Collected data entries:
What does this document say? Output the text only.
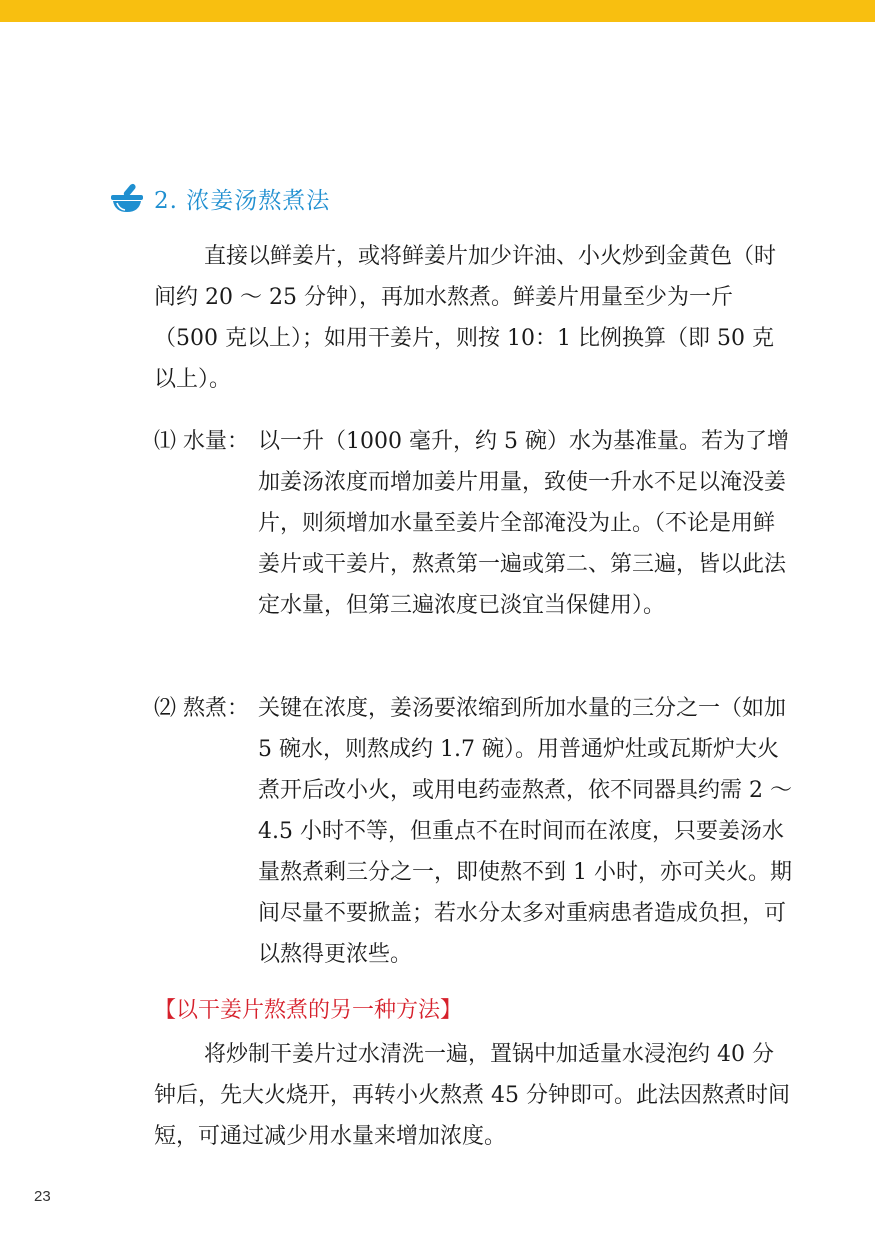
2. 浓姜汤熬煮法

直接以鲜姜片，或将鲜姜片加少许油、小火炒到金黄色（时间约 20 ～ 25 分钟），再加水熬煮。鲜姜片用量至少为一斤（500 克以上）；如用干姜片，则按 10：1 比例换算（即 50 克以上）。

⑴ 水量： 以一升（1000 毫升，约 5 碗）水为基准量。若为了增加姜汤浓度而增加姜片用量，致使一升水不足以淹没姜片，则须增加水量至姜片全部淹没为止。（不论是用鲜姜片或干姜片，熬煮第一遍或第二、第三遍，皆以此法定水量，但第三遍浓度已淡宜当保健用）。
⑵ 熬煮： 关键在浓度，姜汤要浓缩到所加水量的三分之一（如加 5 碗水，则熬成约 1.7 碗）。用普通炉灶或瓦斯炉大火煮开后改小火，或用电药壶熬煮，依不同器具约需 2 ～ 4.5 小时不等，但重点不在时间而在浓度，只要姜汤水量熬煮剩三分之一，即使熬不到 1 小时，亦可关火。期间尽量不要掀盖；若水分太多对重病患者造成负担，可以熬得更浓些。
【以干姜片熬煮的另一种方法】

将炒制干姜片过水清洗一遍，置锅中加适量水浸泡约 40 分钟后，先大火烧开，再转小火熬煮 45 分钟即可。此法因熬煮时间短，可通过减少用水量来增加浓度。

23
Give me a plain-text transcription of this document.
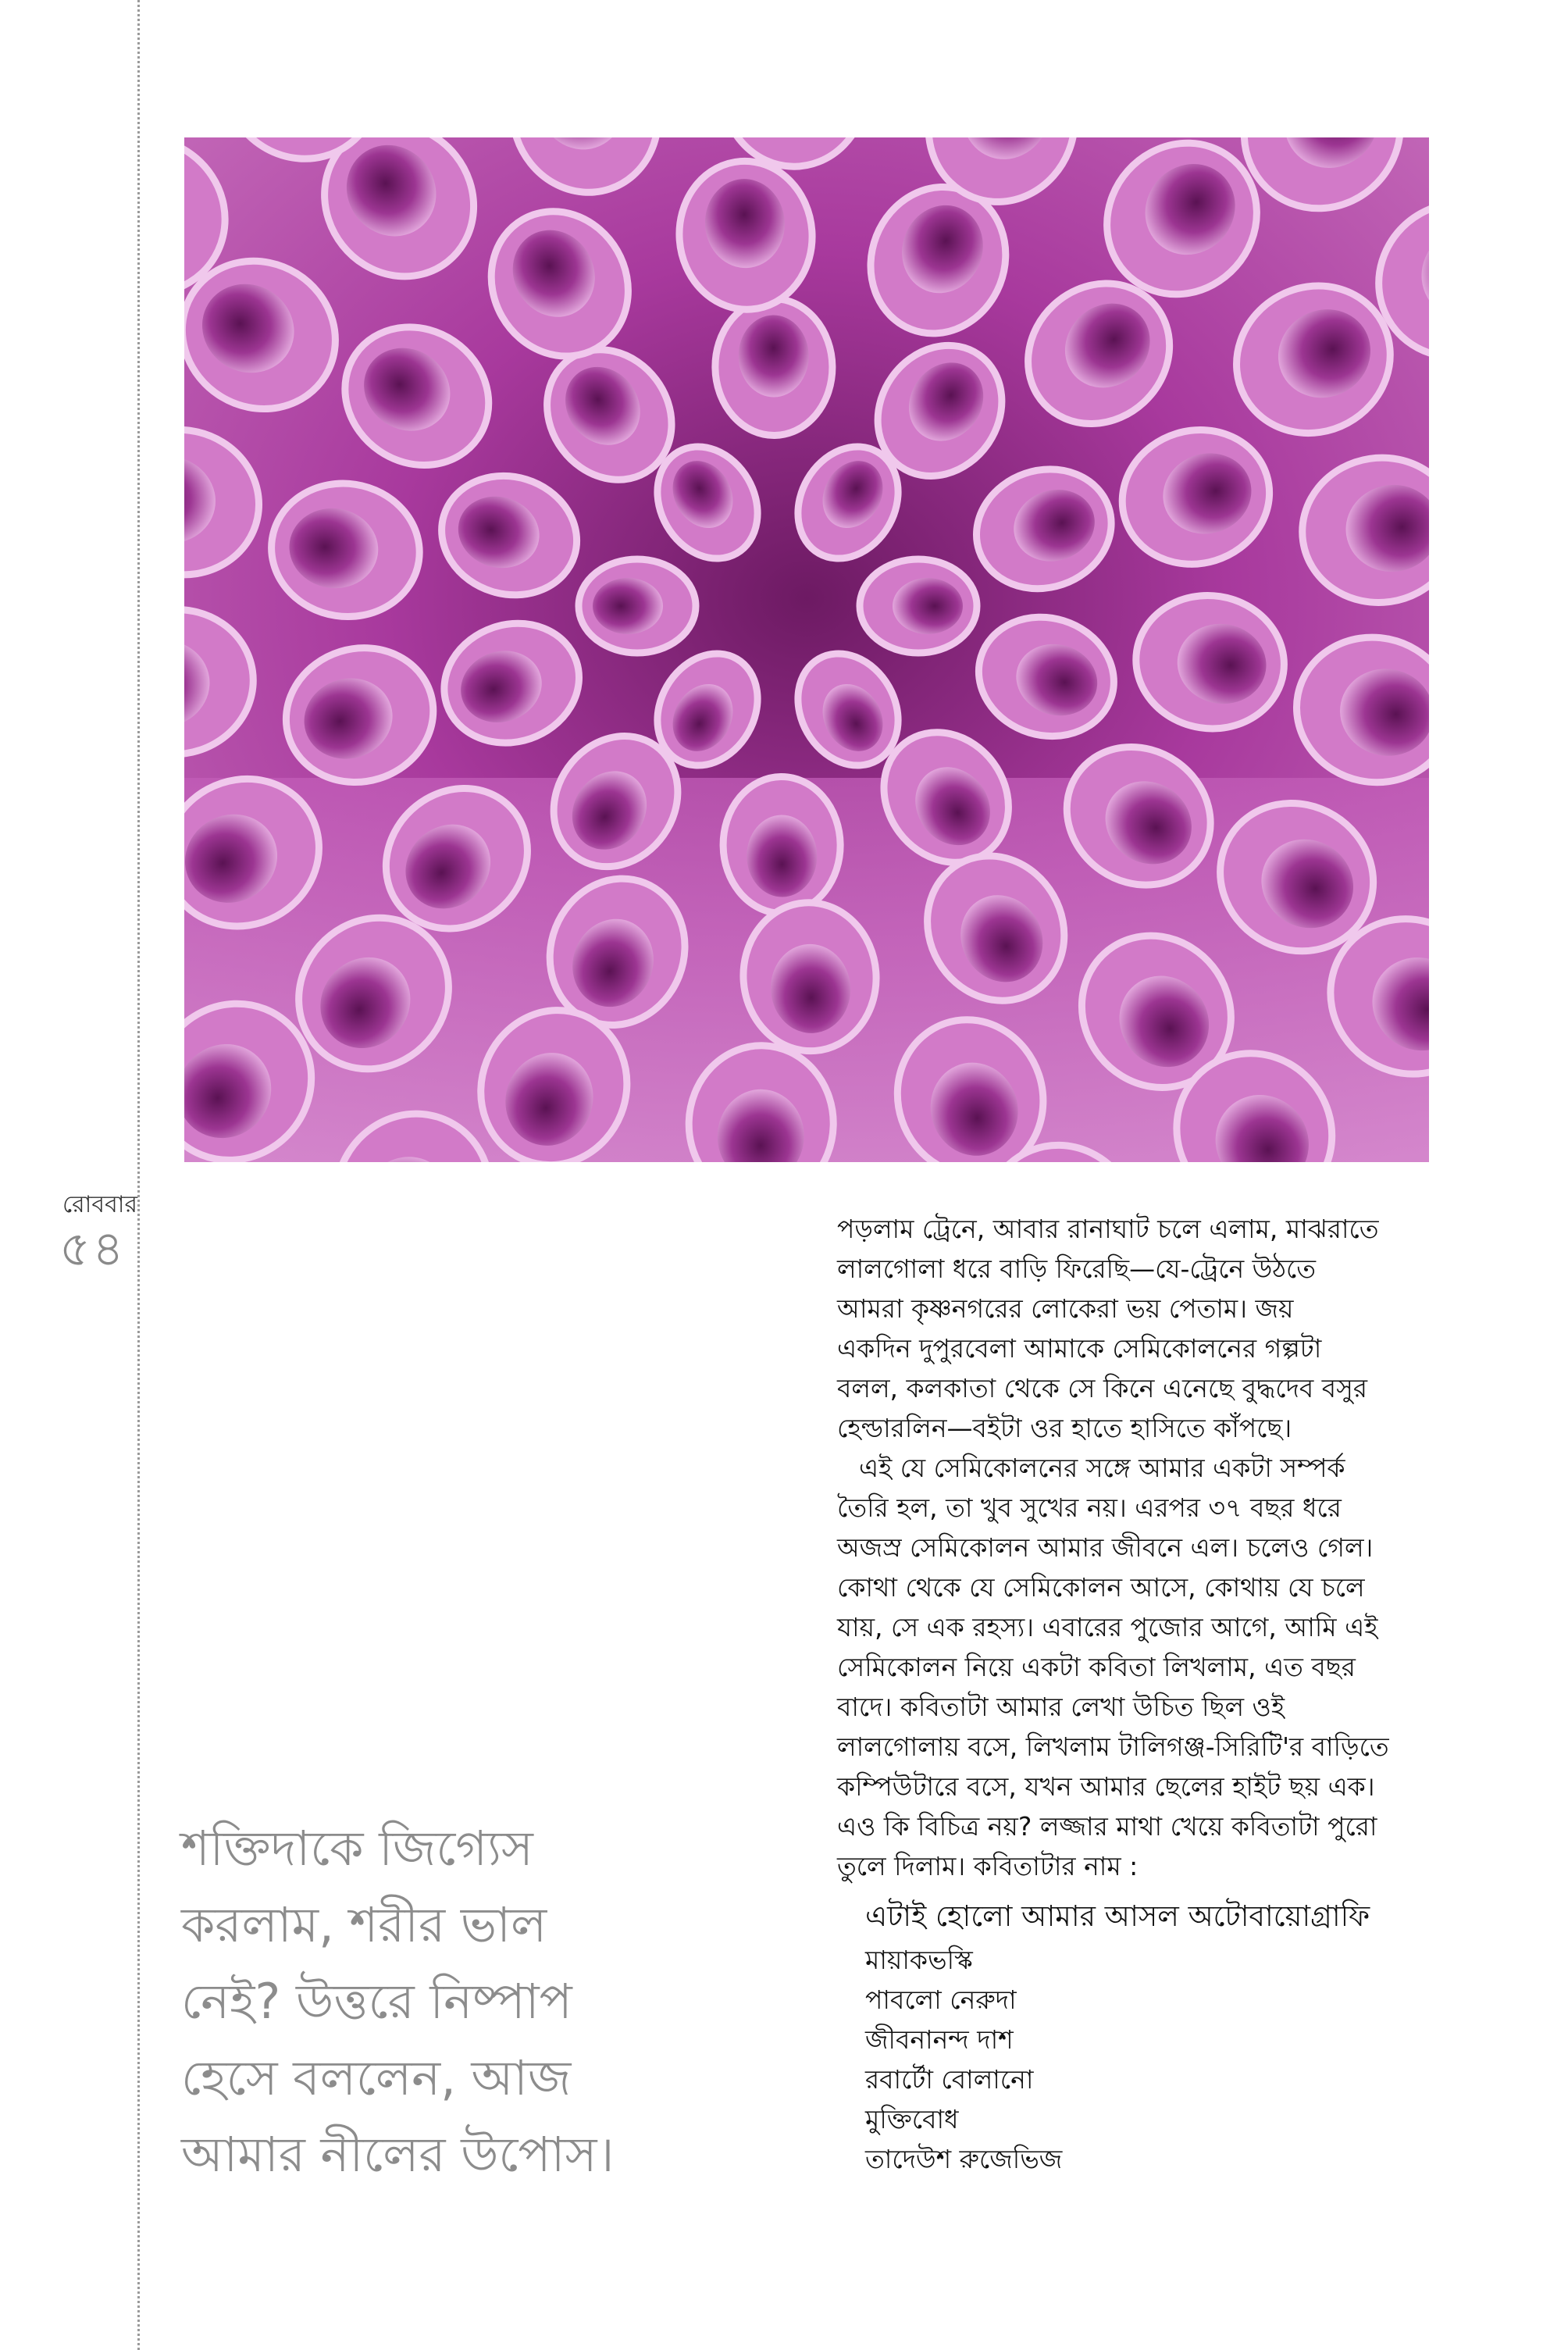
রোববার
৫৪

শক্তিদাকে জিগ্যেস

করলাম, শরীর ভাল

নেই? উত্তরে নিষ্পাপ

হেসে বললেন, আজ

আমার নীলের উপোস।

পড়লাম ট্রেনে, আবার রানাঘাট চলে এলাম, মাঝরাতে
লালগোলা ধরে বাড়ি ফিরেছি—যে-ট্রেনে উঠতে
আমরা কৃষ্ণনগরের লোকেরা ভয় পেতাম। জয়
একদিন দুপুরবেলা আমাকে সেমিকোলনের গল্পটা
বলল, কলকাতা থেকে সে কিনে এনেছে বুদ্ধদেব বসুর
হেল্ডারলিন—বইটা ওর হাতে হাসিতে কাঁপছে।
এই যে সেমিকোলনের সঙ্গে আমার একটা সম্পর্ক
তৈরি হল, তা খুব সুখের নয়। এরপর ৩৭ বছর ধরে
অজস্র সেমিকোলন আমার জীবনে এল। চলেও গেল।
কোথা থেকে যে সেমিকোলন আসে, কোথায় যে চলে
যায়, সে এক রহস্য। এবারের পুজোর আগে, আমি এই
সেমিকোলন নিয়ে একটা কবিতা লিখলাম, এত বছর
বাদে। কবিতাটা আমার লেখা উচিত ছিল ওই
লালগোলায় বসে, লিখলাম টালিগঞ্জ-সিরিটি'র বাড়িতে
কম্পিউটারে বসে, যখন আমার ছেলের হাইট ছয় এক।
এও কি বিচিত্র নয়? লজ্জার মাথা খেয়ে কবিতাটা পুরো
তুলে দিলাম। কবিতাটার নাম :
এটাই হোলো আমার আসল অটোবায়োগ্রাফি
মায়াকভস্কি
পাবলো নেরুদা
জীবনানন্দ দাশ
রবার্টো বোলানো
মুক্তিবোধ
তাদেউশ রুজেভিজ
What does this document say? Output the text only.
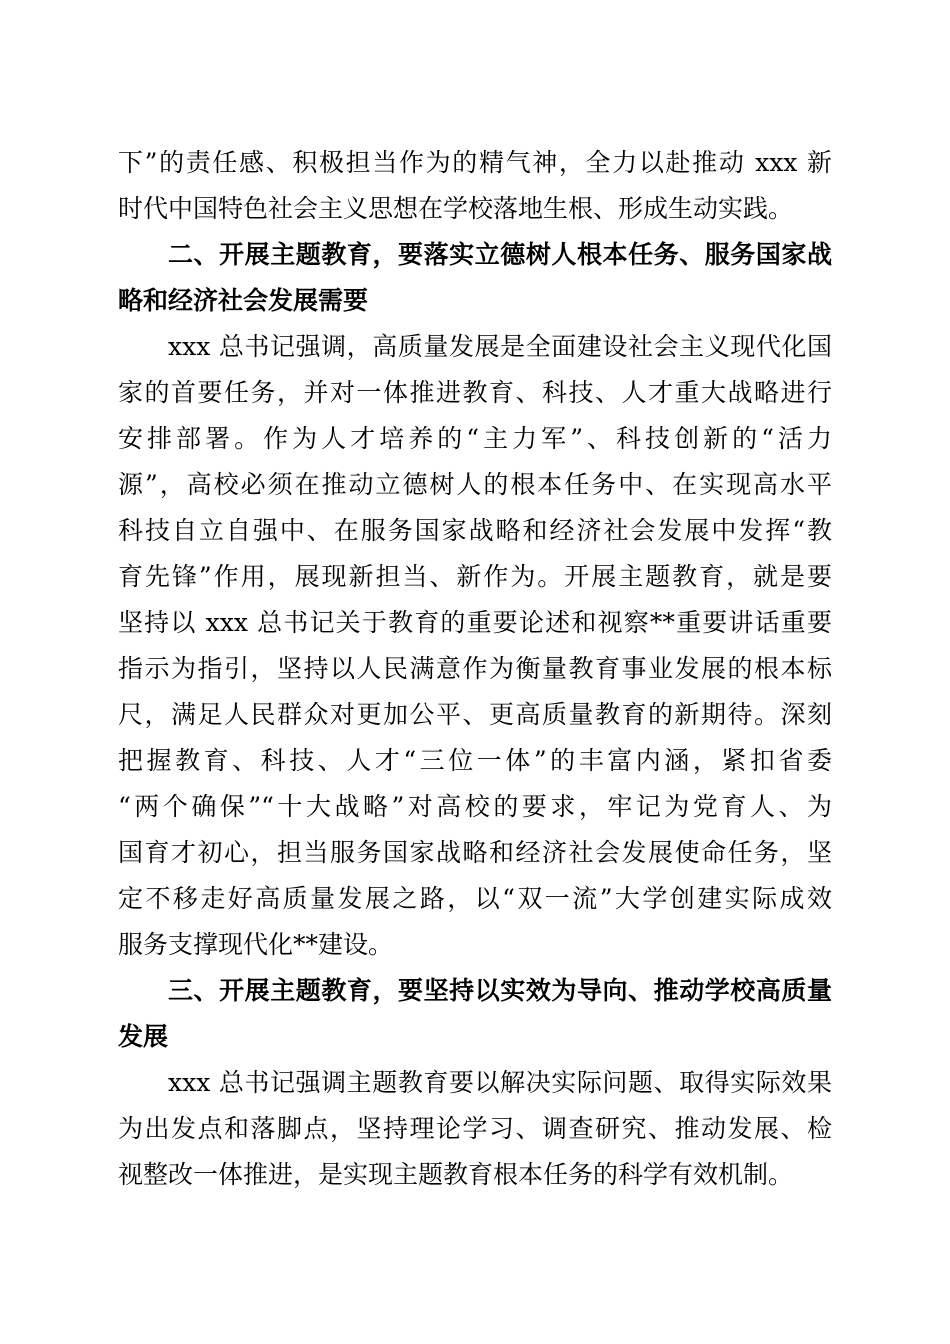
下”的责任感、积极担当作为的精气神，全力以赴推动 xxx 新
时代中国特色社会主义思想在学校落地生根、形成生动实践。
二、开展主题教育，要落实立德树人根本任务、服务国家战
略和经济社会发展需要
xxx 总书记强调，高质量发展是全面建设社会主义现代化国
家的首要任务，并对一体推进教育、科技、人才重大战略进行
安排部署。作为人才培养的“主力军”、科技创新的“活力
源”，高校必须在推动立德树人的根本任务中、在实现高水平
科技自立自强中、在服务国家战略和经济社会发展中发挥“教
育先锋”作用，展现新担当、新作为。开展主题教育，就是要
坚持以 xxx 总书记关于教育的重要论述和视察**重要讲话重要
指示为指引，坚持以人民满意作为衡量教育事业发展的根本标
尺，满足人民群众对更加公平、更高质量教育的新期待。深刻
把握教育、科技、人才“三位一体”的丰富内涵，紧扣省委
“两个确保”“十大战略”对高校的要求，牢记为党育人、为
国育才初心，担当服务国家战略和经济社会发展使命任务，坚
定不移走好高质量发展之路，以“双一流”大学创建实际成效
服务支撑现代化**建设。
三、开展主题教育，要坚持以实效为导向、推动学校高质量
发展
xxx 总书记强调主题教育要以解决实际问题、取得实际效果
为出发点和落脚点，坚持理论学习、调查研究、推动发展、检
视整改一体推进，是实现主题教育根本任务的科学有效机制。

REQUIRED TASK
Leave out the pictures and copy every record above exactly.

FINAL RESULT
What does this document say? Output the text only.
2. 浓姜汤熬煮法

直接以鲜姜片，或将鲜姜片加少许油、小火炒到金黄色（时间约 20 ～ 25 分钟），再加水熬煮。鲜姜片用量至少为一斤（500 克以上）；如用干姜片，则按 10：1 比例换算（即 50 克以上）。

⑴ 水量： 以一升（1000 毫升，约 5 碗）水为基准量。若为了增加姜汤浓度而增加姜片用量，致使一升水不足以淹没姜片，则须增加水量至姜片全部淹没为止。（不论是用鲜姜片或干姜片，熬煮第一遍或第二、第三遍，皆以此法定水量，但第三遍浓度已淡宜当保健用）。
⑵ 熬煮： 关键在浓度，姜汤要浓缩到所加水量的三分之一（如加 5 碗水，则熬成约 1.7 碗）。用普通炉灶或瓦斯炉大火煮开后改小火，或用电药壶熬煮，依不同器具约需 2 ～ 4.5 小时不等，但重点不在时间而在浓度，只要姜汤水量熬煮剩三分之一，即使熬不到 1 小时，亦可关火。期间尽量不要掀盖；若水分太多对重病患者造成负担，可以熬得更浓些。
【以干姜片熬煮的另一种方法】

将炒制干姜片过水清洗一遍，置锅中加适量水浸泡约 40 分钟后，先大火烧开，再转小火熬煮 45 分钟即可。此法因熬煮时间短，可通过减少用水量来增加浓度。

23
Give me a plain-text transcription of this document.
রোববার
৫৪

শক্তিদাকে জিগ্যেস

করলাম, শরীর ভাল

নেই? উত্তরে নিষ্পাপ

হেসে বললেন, আজ

আমার নীলের উপোস।

পড়লাম ট্রেনে, আবার রানাঘাট চলে এলাম, মাঝরাতে
লালগোলা ধরে বাড়ি ফিরেছি—যে-ট্রেনে উঠতে
আমরা কৃষ্ণনগরের লোকেরা ভয় পেতাম। জয়
একদিন দুপুরবেলা আমাকে সেমিকোলনের গল্পটা
বলল, কলকাতা থেকে সে কিনে এনেছে বুদ্ধদেব বসুর
হেল্ডারলিন—বইটা ওর হাতে হাসিতে কাঁপছে।
এই যে সেমিকোলনের সঙ্গে আমার একটা সম্পর্ক
তৈরি হল, তা খুব সুখের নয়। এরপর ৩৭ বছর ধরে
অজস্র সেমিকোলন আমার জীবনে এল। চলেও গেল।
কোথা থেকে যে সেমিকোলন আসে, কোথায় যে চলে
যায়, সে এক রহস্য। এবারের পুজোর আগে, আমি এই
সেমিকোলন নিয়ে একটা কবিতা লিখলাম, এত বছর
বাদে। কবিতাটা আমার লেখা উচিত ছিল ওই
লালগোলায় বসে, লিখলাম টালিগঞ্জ-সিরিটি'র বাড়িতে
কম্পিউটারে বসে, যখন আমার ছেলের হাইট ছয় এক।
এও কি বিচিত্র নয়? লজ্জার মাথা খেয়ে কবিতাটা পুরো
তুলে দিলাম। কবিতাটার নাম :
এটাই হোলো আমার আসল অটোবায়োগ্রাফি
মায়াকভস্কি
পাবলো নেরুদা
জীবনানন্দ দাশ
রবার্টো বোলানো
মুক্তিবোধ
তাদেউশ রুজেভিজ
What does this document say? Output the text only.
下”的责任感、积极担当作为的精气神，全力以赴推动 xxx 新
时代中国特色社会主义思想在学校落地生根、形成生动实践。
二、开展主题教育，要落实立德树人根本任务、服务国家战
略和经济社会发展需要
xxx 总书记强调，高质量发展是全面建设社会主义现代化国
家的首要任务，并对一体推进教育、科技、人才重大战略进行
安排部署。作为人才培养的“主力军”、科技创新的“活力
源”，高校必须在推动立德树人的根本任务中、在实现高水平
科技自立自强中、在服务国家战略和经济社会发展中发挥“教
育先锋”作用，展现新担当、新作为。开展主题教育，就是要
坚持以 xxx 总书记关于教育的重要论述和视察**重要讲话重要
指示为指引，坚持以人民满意作为衡量教育事业发展的根本标
尺，满足人民群众对更加公平、更高质量教育的新期待。深刻
把握教育、科技、人才“三位一体”的丰富内涵，紧扣省委
“两个确保”“十大战略”对高校的要求，牢记为党育人、为
国育才初心，担当服务国家战略和经济社会发展使命任务，坚
定不移走好高质量发展之路，以“双一流”大学创建实际成效
服务支撑现代化**建设。
三、开展主题教育，要坚持以实效为导向、推动学校高质量
发展
xxx 总书记强调主题教育要以解决实际问题、取得实际效果
为出发点和落脚点，坚持理论学习、调查研究、推动发展、检
视整改一体推进，是实现主题教育根本任务的科学有效机制。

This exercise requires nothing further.